[Records excerpted from a collection]

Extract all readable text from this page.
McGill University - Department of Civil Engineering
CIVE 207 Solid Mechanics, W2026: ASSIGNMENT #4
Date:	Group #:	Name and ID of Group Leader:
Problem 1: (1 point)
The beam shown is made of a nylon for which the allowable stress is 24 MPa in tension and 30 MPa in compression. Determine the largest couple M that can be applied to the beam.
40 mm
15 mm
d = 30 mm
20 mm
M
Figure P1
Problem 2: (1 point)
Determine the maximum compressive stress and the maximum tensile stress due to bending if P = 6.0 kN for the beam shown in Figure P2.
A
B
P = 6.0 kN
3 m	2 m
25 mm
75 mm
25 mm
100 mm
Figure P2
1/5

## Exercise directions
Exactly reproduce the material above.

## Output for this task
Extract all readable text from this page.
McGill University - Department of Civil Engineering
CIVE 207 Solid Mechanics, W2026: ASSIGNMENT #4
Date:	Group #:	Name and ID of Group Leader:
Problem 1: (1 point)
The beam shown is made of a nylon for which the allowable stress is 24 MPa in tension and 30 MPa in compression. Determine the largest couple M that can be applied to the beam.
40 mm
15 mm
d = 30 mm
20 mm
M
Figure P1
Problem 2: (1 point)
Determine the maximum compressive stress and the maximum tensile stress due to bending if P = 6.0 kN for the beam shown in Figure P2.
A
B
P = 6.0 kN
3 m	2 m
25 mm
75 mm
25 mm
100 mm
Figure P2
1/5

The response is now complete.